▶ **What this task involves**:
Carry on the excerpt about cybersecurity and business continuity from the point where it stops.

▶ **Excerpted text**:
○ ○ ○ ○

Could a major government department still be using personal computers running Windows XP, 7 years after it had ceased to be supported by Microsoft? Again, yes—but on this occasion, I will spare them the embarrassment of naming them!

The answer then to the question “What could possibly go wrong?” is “Almost anything one could imagine, and quite a few things one might never have even thought of.”

Twenty years ago, no one could reasonably have imagined the aforementioned examples, but today all bets are off, and nothing would surprise me anymore.

So, what is the problem? Is it a lack of understanding of the issues at senior management level? Is it a lack of investment in securing an organization’s systems and services against cyber threats? Is it a lack of training of IT and security personnel? Is it a lack of awareness of users? Is it the result of work by extremely clever attackers? Is it the poor security design of IT systems and services? Actually, it is a combination of all of these, and possibly many more.

In recent years, an unprecedented number of major business-disrupting cyber incidents have occurred. Some of the organizations affected by these have survived them; others have not. The key to ensuring that your organization remains in the former category rather than the latter is a combination of information security or cybersecurity, and business continuity management, an increasingly important aspect of business life, but one that is frequently overlooked.

Why Should You Read This Book?

This book will not teach you how to become either a seasoned business continuity practitioner or a cybersecurity specialist; only time, training, and experience can accomplish these, but hopefully the book will point you in the right direction. It should not be thought of as a substitute for formal training for which there are many excellent courses available, but more as a guide to enable you to ask the right questions and as a result to make the right decisions.

Although it is now 5 years old, the International Standards Organisation’s (ISO’s) ISO 22301 is still the widely accepted business continuity standard, and some people will say that you should get to know it as soon as possible; well maybe not quite at this stage. ISO 22301 is rather like a manufacturer’s maintenance manual in the context of learning to drive a car. You don’t need a detailed knowledge of it in order to learn how to drive—and maybe not even afterward. You do, however, need to understand the mechanics of how to make the car go (and stop), change direction, and a hundred and one other things.

○ ○ ○ ○

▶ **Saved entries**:
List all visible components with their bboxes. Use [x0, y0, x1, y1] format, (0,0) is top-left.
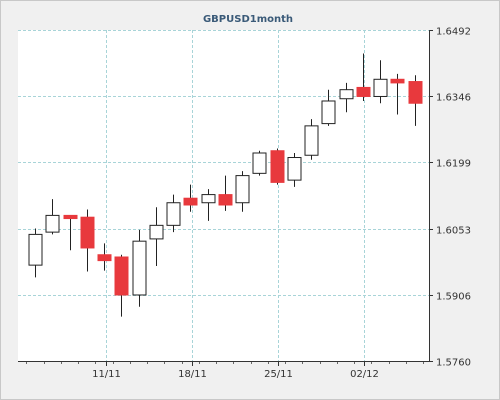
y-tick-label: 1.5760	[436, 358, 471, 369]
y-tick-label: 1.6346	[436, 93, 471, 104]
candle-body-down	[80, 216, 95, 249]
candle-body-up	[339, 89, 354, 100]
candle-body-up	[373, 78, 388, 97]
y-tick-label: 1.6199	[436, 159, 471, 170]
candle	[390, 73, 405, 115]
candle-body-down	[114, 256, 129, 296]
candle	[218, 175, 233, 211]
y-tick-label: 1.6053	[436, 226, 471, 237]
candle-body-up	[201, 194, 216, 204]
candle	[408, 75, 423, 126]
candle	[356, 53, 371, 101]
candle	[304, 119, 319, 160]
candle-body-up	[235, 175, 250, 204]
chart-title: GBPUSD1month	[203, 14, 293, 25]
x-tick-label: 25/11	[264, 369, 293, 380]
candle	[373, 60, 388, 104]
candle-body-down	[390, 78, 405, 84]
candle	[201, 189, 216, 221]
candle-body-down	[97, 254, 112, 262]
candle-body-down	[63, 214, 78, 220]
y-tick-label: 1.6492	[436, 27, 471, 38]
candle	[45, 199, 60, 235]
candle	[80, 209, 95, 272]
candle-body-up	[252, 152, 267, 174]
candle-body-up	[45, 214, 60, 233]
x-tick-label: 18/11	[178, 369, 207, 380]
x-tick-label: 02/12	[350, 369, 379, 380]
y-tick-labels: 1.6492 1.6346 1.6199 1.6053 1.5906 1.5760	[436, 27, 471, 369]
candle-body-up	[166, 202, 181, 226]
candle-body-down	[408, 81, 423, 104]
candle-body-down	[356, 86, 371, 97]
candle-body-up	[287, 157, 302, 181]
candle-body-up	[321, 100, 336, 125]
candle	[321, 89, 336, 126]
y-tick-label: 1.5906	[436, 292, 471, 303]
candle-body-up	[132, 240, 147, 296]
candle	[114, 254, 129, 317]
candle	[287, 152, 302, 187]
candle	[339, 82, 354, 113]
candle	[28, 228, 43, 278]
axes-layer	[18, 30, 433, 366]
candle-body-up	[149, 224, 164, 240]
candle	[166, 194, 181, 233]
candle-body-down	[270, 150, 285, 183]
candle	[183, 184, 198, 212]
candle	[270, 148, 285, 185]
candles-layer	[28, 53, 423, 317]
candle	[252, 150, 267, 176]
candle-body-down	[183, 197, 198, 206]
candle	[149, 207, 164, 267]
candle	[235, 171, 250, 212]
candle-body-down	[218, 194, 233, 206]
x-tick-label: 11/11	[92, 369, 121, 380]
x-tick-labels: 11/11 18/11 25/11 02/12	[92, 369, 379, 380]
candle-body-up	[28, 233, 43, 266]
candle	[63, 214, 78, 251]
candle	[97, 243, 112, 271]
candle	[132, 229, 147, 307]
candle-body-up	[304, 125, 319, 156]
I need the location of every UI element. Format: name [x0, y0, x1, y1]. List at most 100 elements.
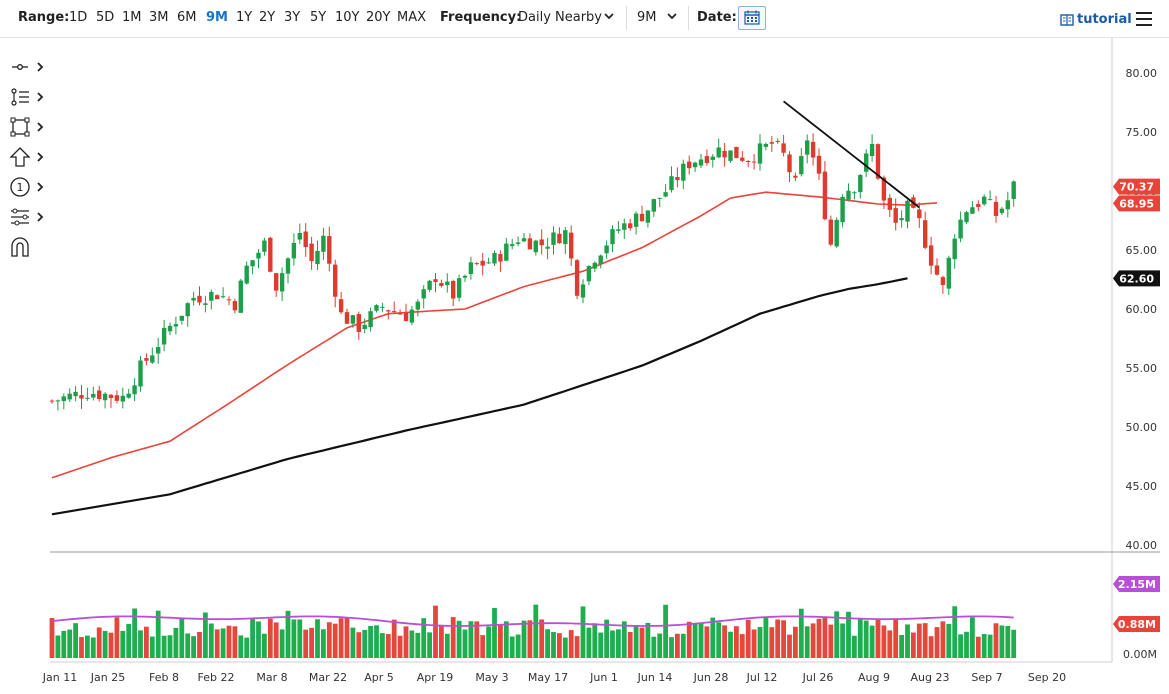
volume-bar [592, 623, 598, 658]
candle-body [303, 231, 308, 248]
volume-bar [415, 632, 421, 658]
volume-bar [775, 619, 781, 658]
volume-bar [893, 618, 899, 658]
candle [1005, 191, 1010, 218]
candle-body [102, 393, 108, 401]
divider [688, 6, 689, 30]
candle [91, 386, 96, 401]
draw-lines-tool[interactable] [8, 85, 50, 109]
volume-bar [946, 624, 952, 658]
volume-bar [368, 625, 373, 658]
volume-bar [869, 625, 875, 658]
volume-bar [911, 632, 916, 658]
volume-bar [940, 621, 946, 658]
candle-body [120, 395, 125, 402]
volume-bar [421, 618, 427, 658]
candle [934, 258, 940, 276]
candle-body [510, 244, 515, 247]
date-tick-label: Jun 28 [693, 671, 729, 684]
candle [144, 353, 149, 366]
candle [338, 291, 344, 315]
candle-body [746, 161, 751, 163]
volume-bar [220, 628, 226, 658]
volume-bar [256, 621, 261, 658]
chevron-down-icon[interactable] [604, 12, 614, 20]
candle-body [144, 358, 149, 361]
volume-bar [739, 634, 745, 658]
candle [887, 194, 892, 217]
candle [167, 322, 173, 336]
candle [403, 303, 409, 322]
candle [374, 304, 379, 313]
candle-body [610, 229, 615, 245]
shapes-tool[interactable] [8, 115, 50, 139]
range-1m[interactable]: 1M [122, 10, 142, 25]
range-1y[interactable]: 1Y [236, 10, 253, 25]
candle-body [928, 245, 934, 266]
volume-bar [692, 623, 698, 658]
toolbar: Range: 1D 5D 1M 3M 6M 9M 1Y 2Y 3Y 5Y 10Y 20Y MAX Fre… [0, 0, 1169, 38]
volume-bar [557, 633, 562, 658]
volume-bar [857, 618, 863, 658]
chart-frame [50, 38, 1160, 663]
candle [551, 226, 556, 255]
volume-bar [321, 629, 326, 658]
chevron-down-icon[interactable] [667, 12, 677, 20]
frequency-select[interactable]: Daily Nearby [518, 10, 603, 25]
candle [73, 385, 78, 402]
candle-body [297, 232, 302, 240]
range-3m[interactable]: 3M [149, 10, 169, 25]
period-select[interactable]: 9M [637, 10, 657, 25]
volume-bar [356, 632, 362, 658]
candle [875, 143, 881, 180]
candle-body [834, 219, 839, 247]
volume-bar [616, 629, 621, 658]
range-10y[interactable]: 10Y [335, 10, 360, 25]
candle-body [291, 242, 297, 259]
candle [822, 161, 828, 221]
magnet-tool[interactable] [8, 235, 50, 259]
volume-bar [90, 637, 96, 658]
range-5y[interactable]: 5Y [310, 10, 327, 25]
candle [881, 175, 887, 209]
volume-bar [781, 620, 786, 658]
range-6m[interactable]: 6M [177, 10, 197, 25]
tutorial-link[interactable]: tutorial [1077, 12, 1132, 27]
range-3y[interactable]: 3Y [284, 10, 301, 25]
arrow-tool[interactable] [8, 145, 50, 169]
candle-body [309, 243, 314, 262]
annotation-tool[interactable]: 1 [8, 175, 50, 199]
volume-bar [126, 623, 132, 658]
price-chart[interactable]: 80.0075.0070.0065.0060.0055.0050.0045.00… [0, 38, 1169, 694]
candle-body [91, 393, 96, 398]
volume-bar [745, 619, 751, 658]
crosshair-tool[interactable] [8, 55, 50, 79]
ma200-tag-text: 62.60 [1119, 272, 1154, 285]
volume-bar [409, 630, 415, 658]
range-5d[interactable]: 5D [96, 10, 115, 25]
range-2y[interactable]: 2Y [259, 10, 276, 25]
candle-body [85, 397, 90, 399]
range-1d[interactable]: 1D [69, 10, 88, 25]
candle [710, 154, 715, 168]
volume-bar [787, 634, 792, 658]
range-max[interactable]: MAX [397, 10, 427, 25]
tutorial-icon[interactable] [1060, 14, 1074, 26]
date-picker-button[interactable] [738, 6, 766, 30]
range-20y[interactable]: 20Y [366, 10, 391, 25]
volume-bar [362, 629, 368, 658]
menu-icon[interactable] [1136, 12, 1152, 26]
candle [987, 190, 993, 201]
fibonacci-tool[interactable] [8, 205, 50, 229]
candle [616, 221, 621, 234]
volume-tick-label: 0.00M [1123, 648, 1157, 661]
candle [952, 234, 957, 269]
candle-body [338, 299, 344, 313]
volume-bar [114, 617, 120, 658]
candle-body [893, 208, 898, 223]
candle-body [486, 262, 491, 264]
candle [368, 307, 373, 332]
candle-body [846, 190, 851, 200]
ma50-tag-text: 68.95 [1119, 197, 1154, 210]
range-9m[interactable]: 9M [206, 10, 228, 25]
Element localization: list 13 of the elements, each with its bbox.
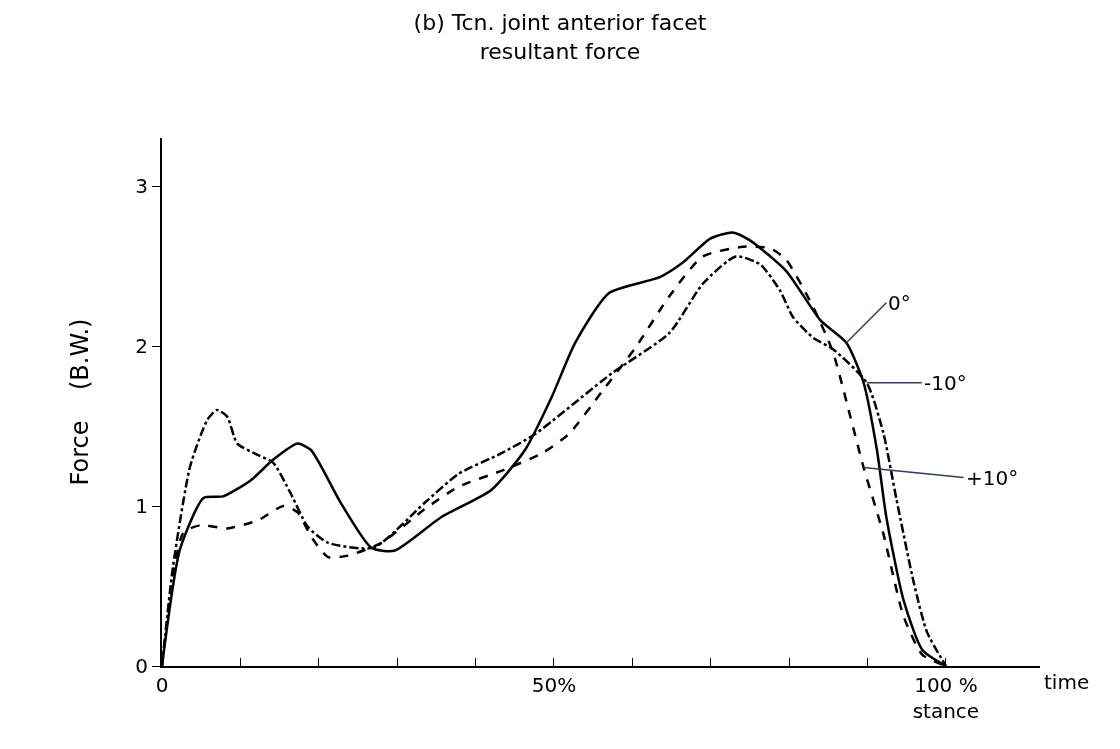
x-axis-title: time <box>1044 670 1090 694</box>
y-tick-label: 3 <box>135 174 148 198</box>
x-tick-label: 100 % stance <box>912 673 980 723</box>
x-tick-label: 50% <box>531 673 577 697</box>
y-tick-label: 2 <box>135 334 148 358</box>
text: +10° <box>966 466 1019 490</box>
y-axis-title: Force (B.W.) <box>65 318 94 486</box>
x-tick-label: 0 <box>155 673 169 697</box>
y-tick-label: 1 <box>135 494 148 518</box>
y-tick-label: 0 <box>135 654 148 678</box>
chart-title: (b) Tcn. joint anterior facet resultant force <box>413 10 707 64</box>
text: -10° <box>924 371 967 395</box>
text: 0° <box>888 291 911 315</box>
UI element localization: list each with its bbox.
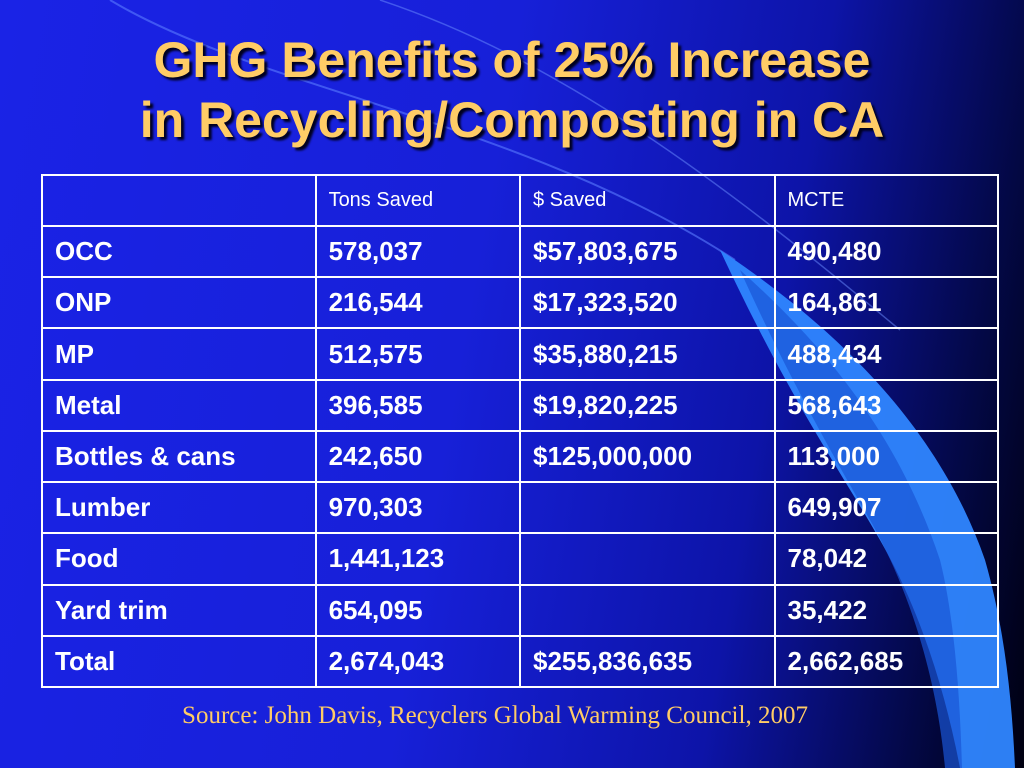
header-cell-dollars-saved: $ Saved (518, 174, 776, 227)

○ ○ ○ ○

▶ **Answer to the task**:
Likewise, you do not need to understand how to tailor the rules of a network firewall or modify the detailed security settings within a major business application, but you will find it useful to understand what the key issues are, and at least at a high level, how to deal with them.

If, in the fullness of time, you become a key player in your organization’s cybersecurity program, or even become the organization’s business continuity manager, then you will definitely need to understand the standards—and there are quite a few that might be relevant—but for the time being we shall discuss them briefly in a later chapter and provide additional detail in the appendices.

While it does not follow either publication to the letter, this book is based somewhat loosely around the Business Continuity Institute’s Good Practice Guidelines 2018, which have been updated to include cybersecurity issues, and the ISO’s ISO 22301:2012, which deals with the requirements for business continuity management systems. This was produced at a time when cybersecurity awareness was less well publicized than it is today, and hence does not deal with the issues directly, so I have also included relevant details from ISO/International Electrotechnical Commission (IEC) 27001:2017, which addresses the requirements for information security management systems together with its partner standard ISO/IEC 27002:2017, which defines the code of practice for information security controls.

This book—as its title suggests—aims to bring into a single source the closely interrelated disciplines of cybersecurity and business continuity, deals with the effects that cyber threats can have on an organization, and recommends steps that organizations can take to mitigate the risks.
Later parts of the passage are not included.